[Stated goal]:
Seek out every line containing the word "Clori", and copy each.

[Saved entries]
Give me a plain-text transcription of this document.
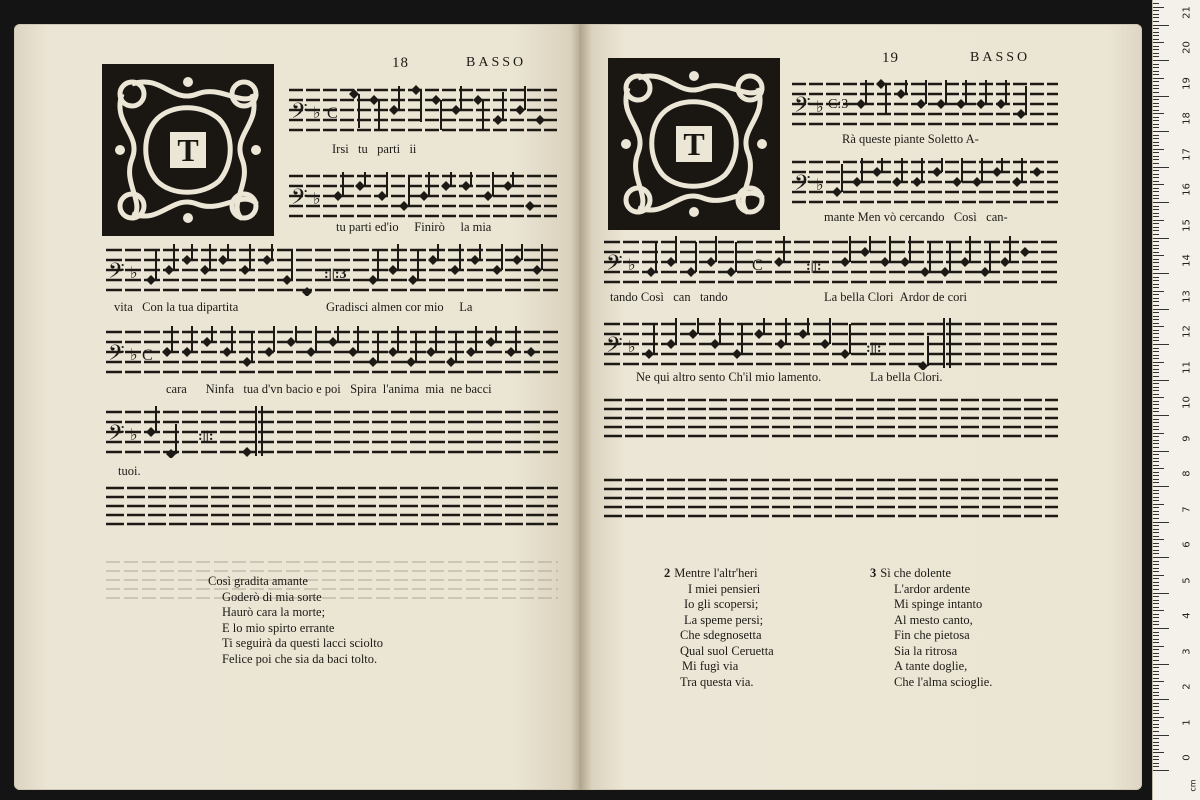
18	BASSO
T
𝄢 ♭ C
Irsi tu parti ii
𝄢 ♭
tu parti ed'io Finirò la mia
𝄢 ♭	:||:3
vita Con la tua dipartita	Gradisci almen cor mio La
𝄢 ♭ C
cara Ninfa tua d'vn bacio e poi Spira l'anima mia ne bacci
𝄢 ♭	:||:
tuoi.
Così gradita amante
Goderò di mia sorte
Haurò cara la morte;
E lo mio spirto errante
Ti seguirà da questi lacci sciolto
Felice poi che sia da baci tolto.
19	BASSO
T
𝄢 ♭ C:3
Rà queste piante Soletto A-
𝄢 ♭
mante Men vò cercando Così can-
𝄢 ♭	C	:||:
tando Così can tando	La bella Clori Ardor de cori
𝄢 ♭	:||:
Ne qui altro sento Ch'il mio lamento.	La bella Clori.
2 Mentre l'altr'heri
I miei pensieri
Io gli scopersi;
La speme persi;
Che sdegnosetta
Qual suol Ceruetta
Mi fugì via
Tra questa via.
3 Sì che dolente
L'ardor ardente
Mi spinge intanto
Al mesto canto,
Fin che pietosa
Sia la ritrosa
A tante doglie,
Che l'alma scioglie.
cm
0
1
2
3
4
5
6
7
8
9
10
11
12
13
14
15
16
17
18
19
20
21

[Written solution]:
tando Così can tando	La bella Clori Ardor de cori
Ne qui altro sento Ch'il mio lamento.	La bella Clori.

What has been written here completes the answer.